> _WHAT NEEDS TO BE DONE_
Write every line out verbatim and omit the pictures.

-- Begin --

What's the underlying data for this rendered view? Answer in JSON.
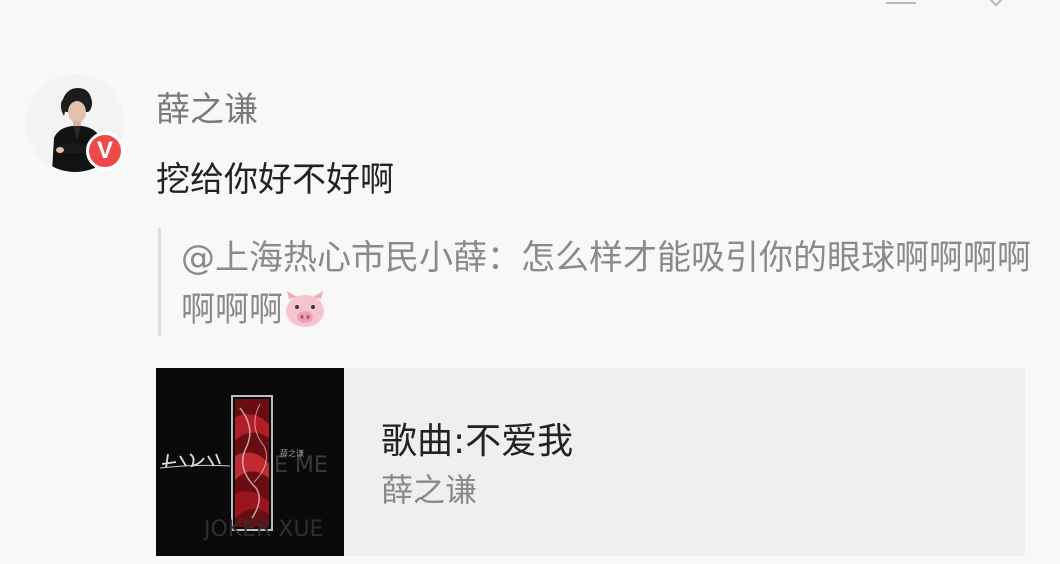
{
  "comment": {
    "user": {
      "name": "薛之谦",
      "avatar_icon": "celebrity-avatar",
      "badge_label": "V",
      "badge_color": "#f04848"
    },
    "text": "挖给你好不好啊",
    "quoted": {
      "text": "@上海热心市民小薛：怎么样才能吸引你的眼球啊啊啊啊啊啊啊",
      "emoji_icon": "pig-face-icon"
    },
    "music_card": {
      "title": "歌曲:不爱我",
      "artist": "薛之谦",
      "cover_icon": "album-cover-image"
    }
  },
  "top_bar": {
    "icons": [
      "menu-icon",
      "chevron-down-icon"
    ]
  }
}
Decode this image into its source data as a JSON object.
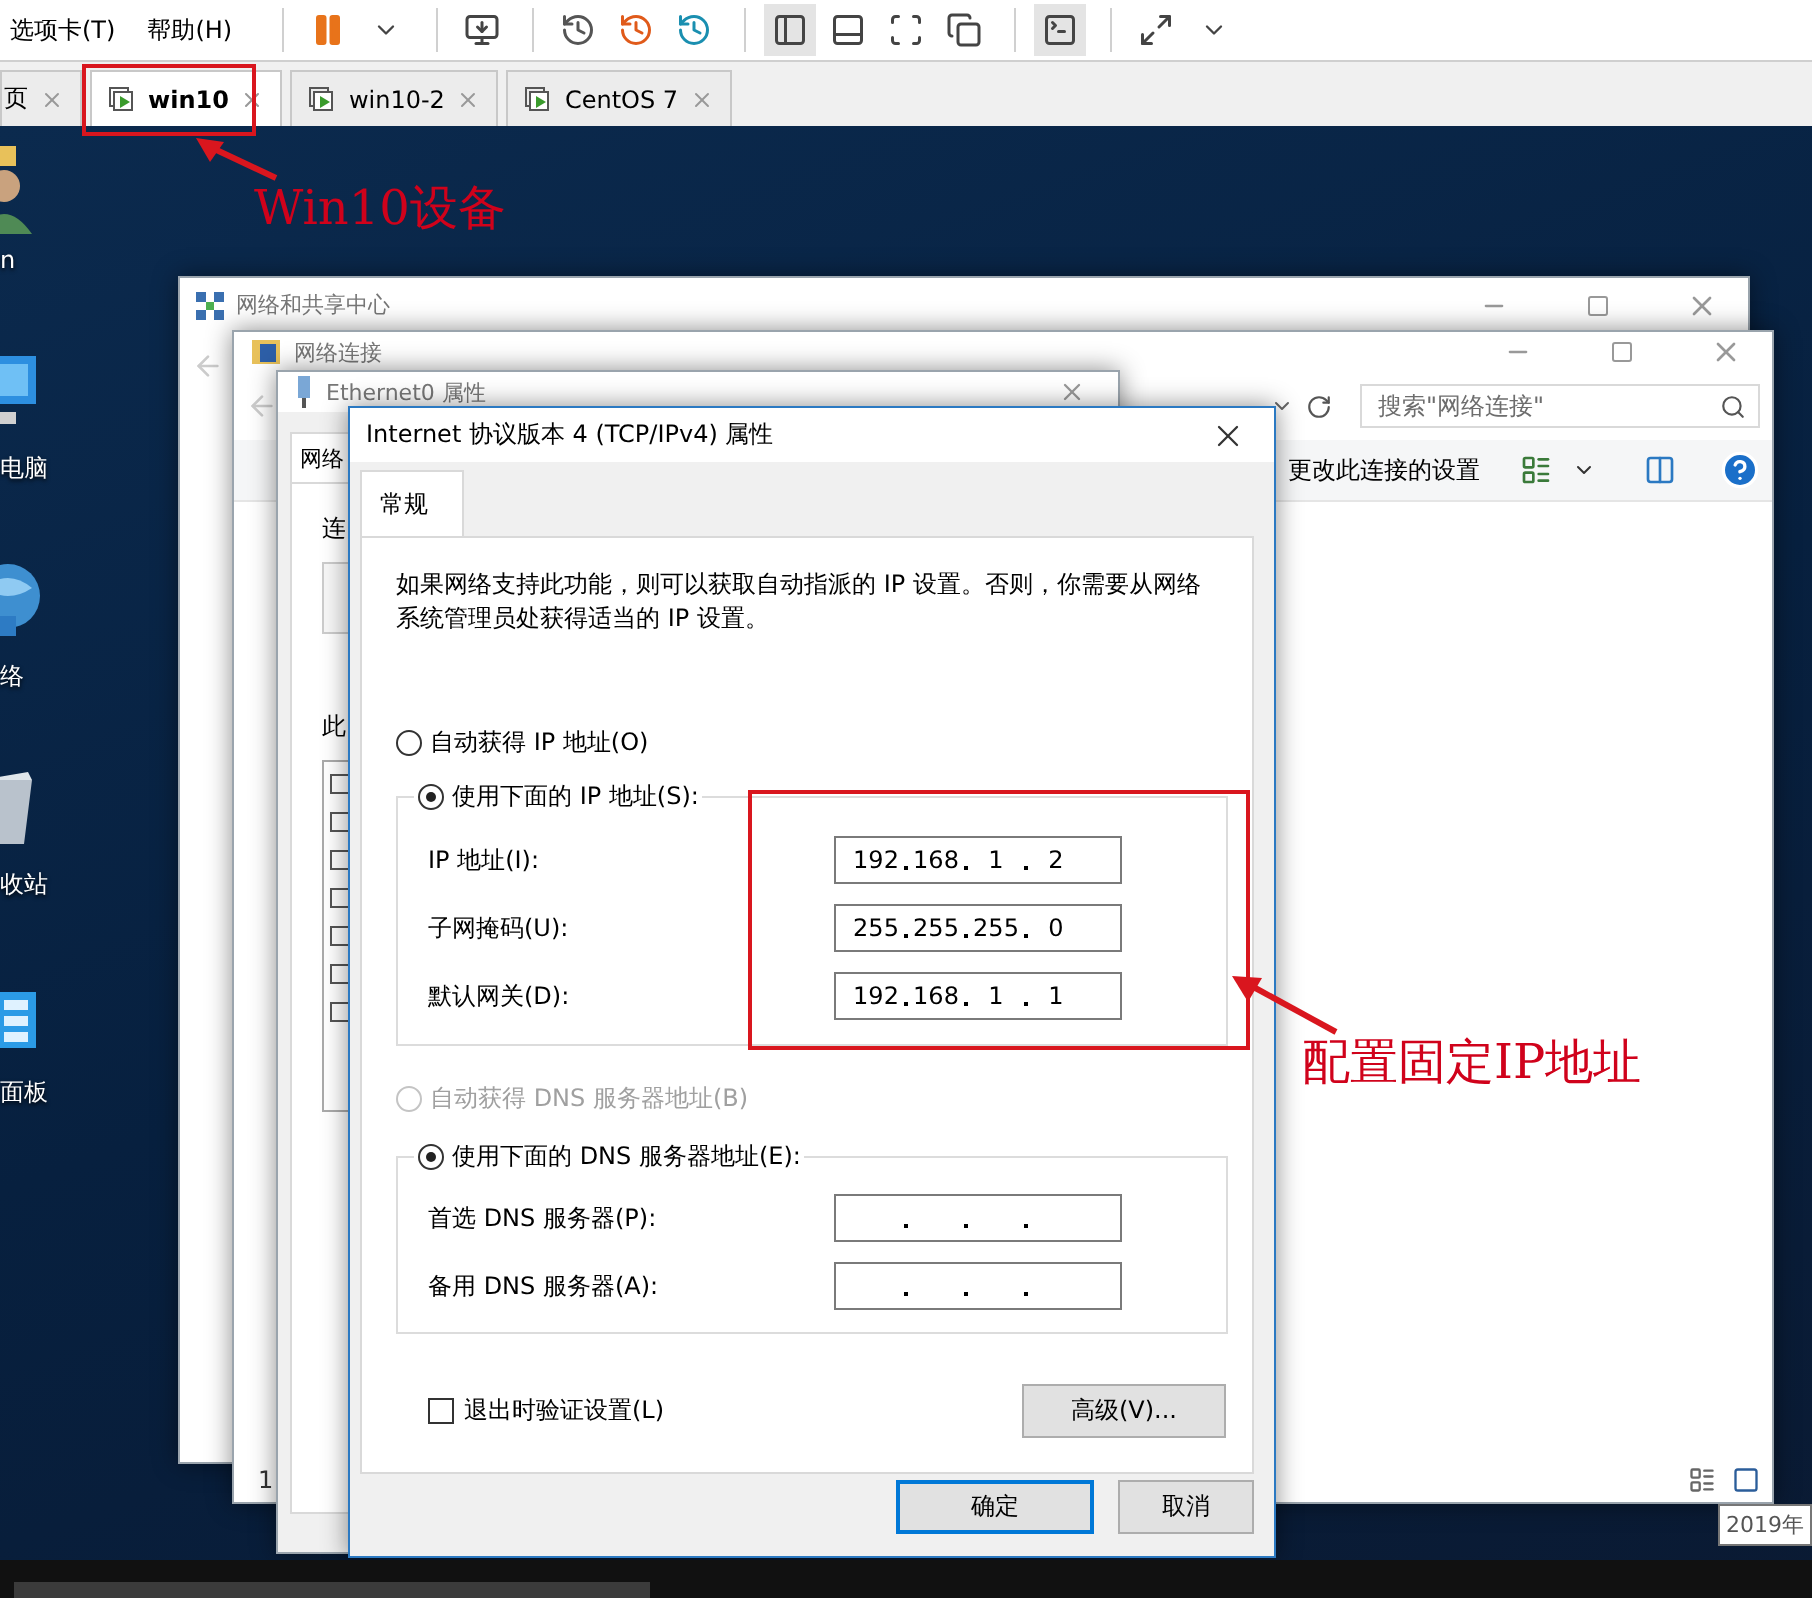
{
  "menu": [
    {
      "label": "选项卡(T)"
    },
    {
      "label": "帮助(H)"
    }
  ],
  "vm_tabs": [
    {
      "label": "页",
      "selected": false
    },
    {
      "label": "win10",
      "selected": true
    },
    {
      "label": "win10-2",
      "selected": false
    },
    {
      "label": "CentOS 7",
      "selected": false
    }
  ],
  "desktop_icons": [
    {
      "kind": "user",
      "label": "n"
    },
    {
      "kind": "computer",
      "label": "电脑"
    },
    {
      "kind": "network",
      "label": "络"
    },
    {
      "kind": "bin",
      "label": "收站"
    },
    {
      "kind": "panel",
      "label": "面板"
    }
  ],
  "sharing_center": {
    "title": "网络和共享中心"
  },
  "connections": {
    "title": "网络连接",
    "search": {
      "placeholder": "搜索\"网络连接\""
    },
    "command": "更改此连接的设置",
    "status": "1"
  },
  "ethernet_properties": {
    "title": "Ethernet0 属性",
    "tab": "网络",
    "labels": [
      "连",
      "此"
    ]
  },
  "dialog": {
    "title": "Internet 协议版本 4 (TCP/IPv4) 属性",
    "tabs": [
      {
        "label": "常规",
        "selected": true
      }
    ],
    "description": "如果网络支持此功能，则可以获取自动指派的 IP 设置。否则，你需要从网络系统管理员处获得适当的 IP 设置。",
    "ip_mode": [
      {
        "label": "自动获得 IP 地址(O)",
        "selected": false,
        "disabled": false
      },
      {
        "label": "使用下面的 IP 地址(S):",
        "selected": true,
        "disabled": false
      }
    ],
    "ip_fields": [
      {
        "label": "IP 地址(I):",
        "octets": [
          "192",
          "168",
          "1",
          "2"
        ]
      },
      {
        "label": "子网掩码(U):",
        "octets": [
          "255",
          "255",
          "255",
          "0"
        ]
      },
      {
        "label": "默认网关(D):",
        "octets": [
          "192",
          "168",
          "1",
          "1"
        ]
      }
    ],
    "dns_mode": [
      {
        "label": "自动获得 DNS 服务器地址(B)",
        "selected": false,
        "disabled": true
      },
      {
        "label": "使用下面的 DNS 服务器地址(E):",
        "selected": true,
        "disabled": false
      }
    ],
    "dns_fields": [
      {
        "label": "首选 DNS 服务器(P):"
      },
      {
        "label": "备用 DNS 服务器(A):"
      }
    ],
    "validate": {
      "label": "退出时验证设置(L)",
      "checked": false
    },
    "advanced_button": "高级(V)...",
    "buttons": [
      {
        "label": "确定",
        "default": true
      },
      {
        "label": "取消",
        "default": false
      }
    ]
  },
  "tooltip": "2019年",
  "annotations": [
    {
      "text": "Win10设备"
    },
    {
      "text": "配置固定IP地址"
    }
  ]
}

-- End --

> _COMPLETE RESPONSE_
What's the underlying data for this rendered view? Answer in JSON.
{
  "comment": {
    "user": {
      "name": "薛之谦",
      "avatar_icon": "celebrity-avatar",
      "badge_label": "V",
      "badge_color": "#f04848"
    },
    "text": "挖给你好不好啊",
    "quoted": {
      "text": "@上海热心市民小薛：怎么样才能吸引你的眼球啊啊啊啊啊啊啊",
      "emoji_icon": "pig-face-icon"
    },
    "music_card": {
      "title": "歌曲:不爱我",
      "artist": "薛之谦",
      "cover_icon": "album-cover-image"
    }
  },
  "top_bar": {
    "icons": [
      "menu-icon",
      "chevron-down-icon"
    ]
  }
}
Decode this image into its source data as a JSON object.
{
  "menu": [
    {
      "label": "选项卡(T)"
    },
    {
      "label": "帮助(H)"
    }
  ],
  "vm_tabs": [
    {
      "label": "页",
      "selected": false
    },
    {
      "label": "win10",
      "selected": true
    },
    {
      "label": "win10-2",
      "selected": false
    },
    {
      "label": "CentOS 7",
      "selected": false
    }
  ],
  "desktop_icons": [
    {
      "kind": "user",
      "label": "n"
    },
    {
      "kind": "computer",
      "label": "电脑"
    },
    {
      "kind": "network",
      "label": "络"
    },
    {
      "kind": "bin",
      "label": "收站"
    },
    {
      "kind": "panel",
      "label": "面板"
    }
  ],
  "sharing_center": {
    "title": "网络和共享中心"
  },
  "connections": {
    "title": "网络连接",
    "search": {
      "placeholder": "搜索\"网络连接\""
    },
    "command": "更改此连接的设置",
    "status": "1"
  },
  "ethernet_properties": {
    "title": "Ethernet0 属性",
    "tab": "网络",
    "labels": [
      "连",
      "此"
    ]
  },
  "dialog": {
    "title": "Internet 协议版本 4 (TCP/IPv4) 属性",
    "tabs": [
      {
        "label": "常规",
        "selected": true
      }
    ],
    "description": "如果网络支持此功能，则可以获取自动指派的 IP 设置。否则，你需要从网络系统管理员处获得适当的 IP 设置。",
    "ip_mode": [
      {
        "label": "自动获得 IP 地址(O)",
        "selected": false,
        "disabled": false
      },
      {
        "label": "使用下面的 IP 地址(S):",
        "selected": true,
        "disabled": false
      }
    ],
    "ip_fields": [
      {
        "label": "IP 地址(I):",
        "octets": [
          "192",
          "168",
          "1",
          "2"
        ]
      },
      {
        "label": "子网掩码(U):",
        "octets": [
          "255",
          "255",
          "255",
          "0"
        ]
      },
      {
        "label": "默认网关(D):",
        "octets": [
          "192",
          "168",
          "1",
          "1"
        ]
      }
    ],
    "dns_mode": [
      {
        "label": "自动获得 DNS 服务器地址(B)",
        "selected": false,
        "disabled": true
      },
      {
        "label": "使用下面的 DNS 服务器地址(E):",
        "selected": true,
        "disabled": false
      }
    ],
    "dns_fields": [
      {
        "label": "首选 DNS 服务器(P):"
      },
      {
        "label": "备用 DNS 服务器(A):"
      }
    ],
    "validate": {
      "label": "退出时验证设置(L)",
      "checked": false
    },
    "advanced_button": "高级(V)...",
    "buttons": [
      {
        "label": "确定",
        "default": true
      },
      {
        "label": "取消",
        "default": false
      }
    ]
  },
  "tooltip": "2019年",
  "annotations": [
    {
      "text": "Win10设备"
    },
    {
      "text": "配置固定IP地址"
    }
  ]
}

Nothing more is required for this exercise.